--- start Supplied entries ---

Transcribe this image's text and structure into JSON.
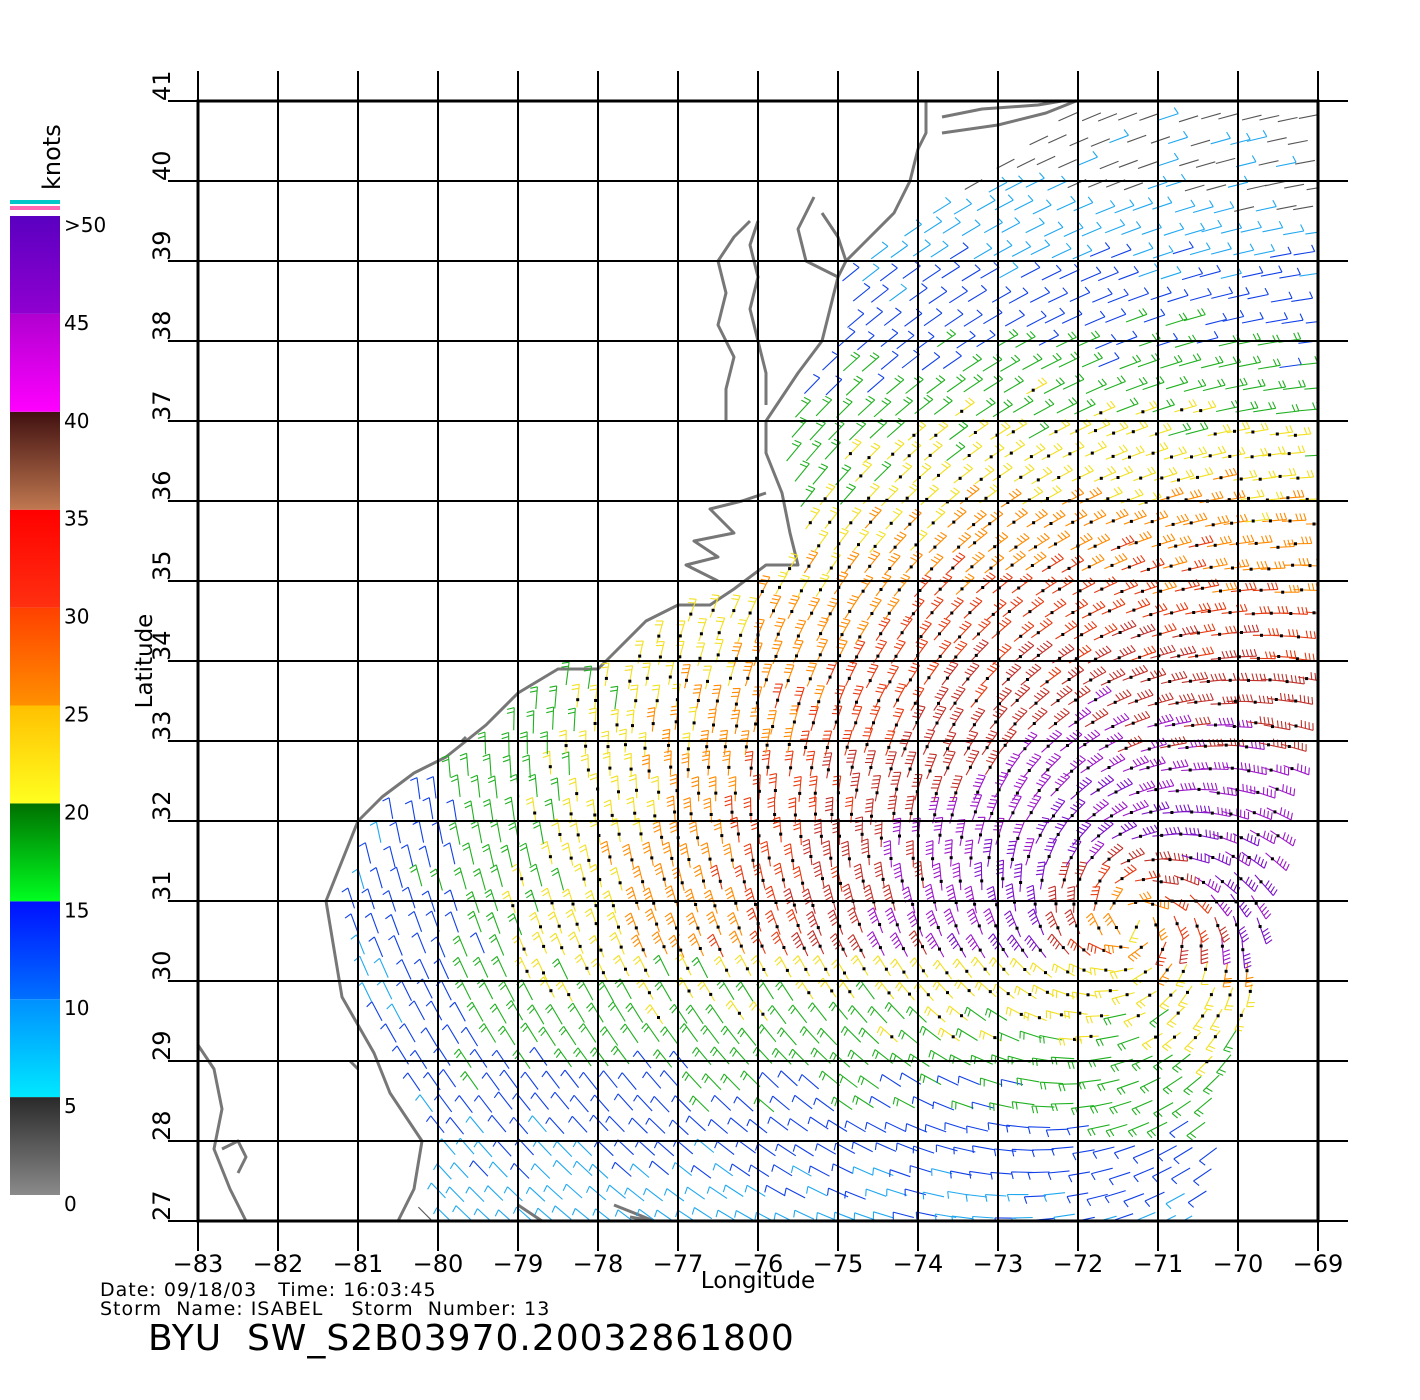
{
  "axes": {
    "xlabel": "Longitude",
    "ylabel": "Latitude",
    "lon_ticks": [
      "-83",
      "-82",
      "-81",
      "-80",
      "-79",
      "-78",
      "-77",
      "-76",
      "-75",
      "-74",
      "-73",
      "-72",
      "-71",
      "-70",
      "-69"
    ],
    "lat_ticks": [
      "27",
      "28",
      "29",
      "30",
      "31",
      "32",
      "33",
      "34",
      "35",
      "36",
      "37",
      "38",
      "39",
      "40",
      "41"
    ],
    "lon_range": [
      -83,
      -69
    ],
    "lat_range": [
      27,
      41
    ],
    "grid": true
  },
  "colorbar": {
    "unit": "knots",
    "labels": [
      {
        "text": "0",
        "value": 0
      },
      {
        "text": "5",
        "value": 5
      },
      {
        "text": "10",
        "value": 10
      },
      {
        "text": "15",
        "value": 15
      },
      {
        "text": "20",
        "value": 20
      },
      {
        "text": "25",
        "value": 25
      },
      {
        "text": "30",
        "value": 30
      },
      {
        "text": "35",
        "value": 35
      },
      {
        "text": "40",
        "value": 40
      },
      {
        "text": "45",
        "value": 45
      },
      {
        "text": ">50",
        "value": 50
      }
    ],
    "bands": [
      {
        "from": 0,
        "to": 5,
        "top": "#2a2a2a",
        "bottom": "#8a8a8a"
      },
      {
        "from": 5,
        "to": 10,
        "top": "#0090ff",
        "bottom": "#00e8ff"
      },
      {
        "from": 10,
        "to": 15,
        "top": "#0010ff",
        "bottom": "#0070ff"
      },
      {
        "from": 15,
        "to": 20,
        "top": "#007000",
        "bottom": "#00ff20"
      },
      {
        "from": 20,
        "to": 25,
        "top": "#ffc000",
        "bottom": "#ffff20"
      },
      {
        "from": 25,
        "to": 30,
        "top": "#ff4000",
        "bottom": "#ff9000"
      },
      {
        "from": 30,
        "to": 35,
        "top": "#ff0000",
        "bottom": "#ff3010"
      },
      {
        "from": 35,
        "to": 40,
        "top": "#401010",
        "bottom": "#c07850"
      },
      {
        "from": 40,
        "to": 45,
        "top": "#b000d0",
        "bottom": "#ff00ff"
      },
      {
        "from": 45,
        "to": 50,
        "top": "#5a00c0",
        "bottom": "#9000d0"
      }
    ],
    "cap_colors": [
      "#00c8c8",
      "#ff69b4"
    ]
  },
  "footer": {
    "date_line": "Date: 09/18/03   Time: 16:03:45",
    "storm_line": "Storm  Name: ISABEL    Storm  Number: 13",
    "product": "BYU  SW_S2B03970.20032861800"
  },
  "wind_field": {
    "storm_center": {
      "lon": -71.3,
      "lat": 30.7
    },
    "max_speed_knots": 50,
    "swath_edge_lon_at_lat": [
      [
        27,
        -70.5
      ],
      [
        30,
        -69.8
      ],
      [
        34,
        -69.0
      ],
      [
        41,
        -69.0
      ]
    ]
  },
  "styles": {
    "coast_color": "#777777",
    "grid_color": "#000000",
    "text_color": "#000000"
  }
}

--- end Supplied entries ---

Task description:
With the pictures omitted, reproduce the records in full and exactly.

Output for this exercise:
Transcribe this image's text and structure into JSON.
{
  "axes": {
    "xlabel": "Longitude",
    "ylabel": "Latitude",
    "lon_ticks": [
      "-83",
      "-82",
      "-81",
      "-80",
      "-79",
      "-78",
      "-77",
      "-76",
      "-75",
      "-74",
      "-73",
      "-72",
      "-71",
      "-70",
      "-69"
    ],
    "lat_ticks": [
      "27",
      "28",
      "29",
      "30",
      "31",
      "32",
      "33",
      "34",
      "35",
      "36",
      "37",
      "38",
      "39",
      "40",
      "41"
    ],
    "lon_range": [
      -83,
      -69
    ],
    "lat_range": [
      27,
      41
    ],
    "grid": true
  },
  "colorbar": {
    "unit": "knots",
    "labels": [
      {
        "text": "0",
        "value": 0
      },
      {
        "text": "5",
        "value": 5
      },
      {
        "text": "10",
        "value": 10
      },
      {
        "text": "15",
        "value": 15
      },
      {
        "text": "20",
        "value": 20
      },
      {
        "text": "25",
        "value": 25
      },
      {
        "text": "30",
        "value": 30
      },
      {
        "text": "35",
        "value": 35
      },
      {
        "text": "40",
        "value": 40
      },
      {
        "text": "45",
        "value": 45
      },
      {
        "text": ">50",
        "value": 50
      }
    ],
    "bands": [
      {
        "from": 0,
        "to": 5,
        "top": "#2a2a2a",
        "bottom": "#8a8a8a"
      },
      {
        "from": 5,
        "to": 10,
        "top": "#0090ff",
        "bottom": "#00e8ff"
      },
      {
        "from": 10,
        "to": 15,
        "top": "#0010ff",
        "bottom": "#0070ff"
      },
      {
        "from": 15,
        "to": 20,
        "top": "#007000",
        "bottom": "#00ff20"
      },
      {
        "from": 20,
        "to": 25,
        "top": "#ffc000",
        "bottom": "#ffff20"
      },
      {
        "from": 25,
        "to": 30,
        "top": "#ff4000",
        "bottom": "#ff9000"
      },
      {
        "from": 30,
        "to": 35,
        "top": "#ff0000",
        "bottom": "#ff3010"
      },
      {
        "from": 35,
        "to": 40,
        "top": "#401010",
        "bottom": "#c07850"
      },
      {
        "from": 40,
        "to": 45,
        "top": "#b000d0",
        "bottom": "#ff00ff"
      },
      {
        "from": 45,
        "to": 50,
        "top": "#5a00c0",
        "bottom": "#9000d0"
      }
    ],
    "cap_colors": [
      "#00c8c8",
      "#ff69b4"
    ]
  },
  "footer": {
    "date_line": "Date: 09/18/03   Time: 16:03:45",
    "storm_line": "Storm  Name: ISABEL    Storm  Number: 13",
    "product": "BYU  SW_S2B03970.20032861800"
  },
  "wind_field": {
    "storm_center": {
      "lon": -71.3,
      "lat": 30.7
    },
    "max_speed_knots": 50,
    "swath_edge_lon_at_lat": [
      [
        27,
        -70.5
      ],
      [
        30,
        -69.8
      ],
      [
        34,
        -69.0
      ],
      [
        41,
        -69.0
      ]
    ]
  },
  "styles": {
    "coast_color": "#777777",
    "grid_color": "#000000",
    "text_color": "#000000"
  }
}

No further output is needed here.